Stored entries:
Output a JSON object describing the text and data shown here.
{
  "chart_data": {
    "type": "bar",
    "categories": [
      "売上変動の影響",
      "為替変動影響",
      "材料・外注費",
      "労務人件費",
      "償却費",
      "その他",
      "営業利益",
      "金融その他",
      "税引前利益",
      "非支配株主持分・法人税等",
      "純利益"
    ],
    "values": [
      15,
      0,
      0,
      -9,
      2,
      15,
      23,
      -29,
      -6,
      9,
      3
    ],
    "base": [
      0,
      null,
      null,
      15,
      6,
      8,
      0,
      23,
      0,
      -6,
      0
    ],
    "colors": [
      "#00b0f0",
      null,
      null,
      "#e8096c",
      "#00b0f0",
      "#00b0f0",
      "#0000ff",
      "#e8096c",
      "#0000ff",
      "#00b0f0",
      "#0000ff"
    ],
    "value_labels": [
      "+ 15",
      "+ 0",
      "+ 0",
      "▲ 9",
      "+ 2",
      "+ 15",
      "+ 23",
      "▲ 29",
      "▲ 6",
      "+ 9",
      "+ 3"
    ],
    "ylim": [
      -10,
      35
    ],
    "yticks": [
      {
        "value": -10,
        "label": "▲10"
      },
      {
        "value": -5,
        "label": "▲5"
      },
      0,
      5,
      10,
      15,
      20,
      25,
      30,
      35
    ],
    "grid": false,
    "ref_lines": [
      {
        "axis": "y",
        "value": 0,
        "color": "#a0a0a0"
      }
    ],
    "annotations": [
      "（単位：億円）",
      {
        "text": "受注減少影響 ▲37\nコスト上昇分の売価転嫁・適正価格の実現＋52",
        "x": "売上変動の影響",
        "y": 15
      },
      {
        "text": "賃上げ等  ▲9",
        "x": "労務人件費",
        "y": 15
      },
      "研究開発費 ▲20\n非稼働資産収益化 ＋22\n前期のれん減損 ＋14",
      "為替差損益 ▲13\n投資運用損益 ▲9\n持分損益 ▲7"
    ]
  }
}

- **The request**
Extract every line that has the string "text" in it.

- **Exercise result**
Output a JSON object describing the text and data shown here.
        "text": "受注減少影響 ▲37\nコスト上昇分の売価転嫁・適正価格の実現＋52",
        "text": "賃上げ等  ▲9",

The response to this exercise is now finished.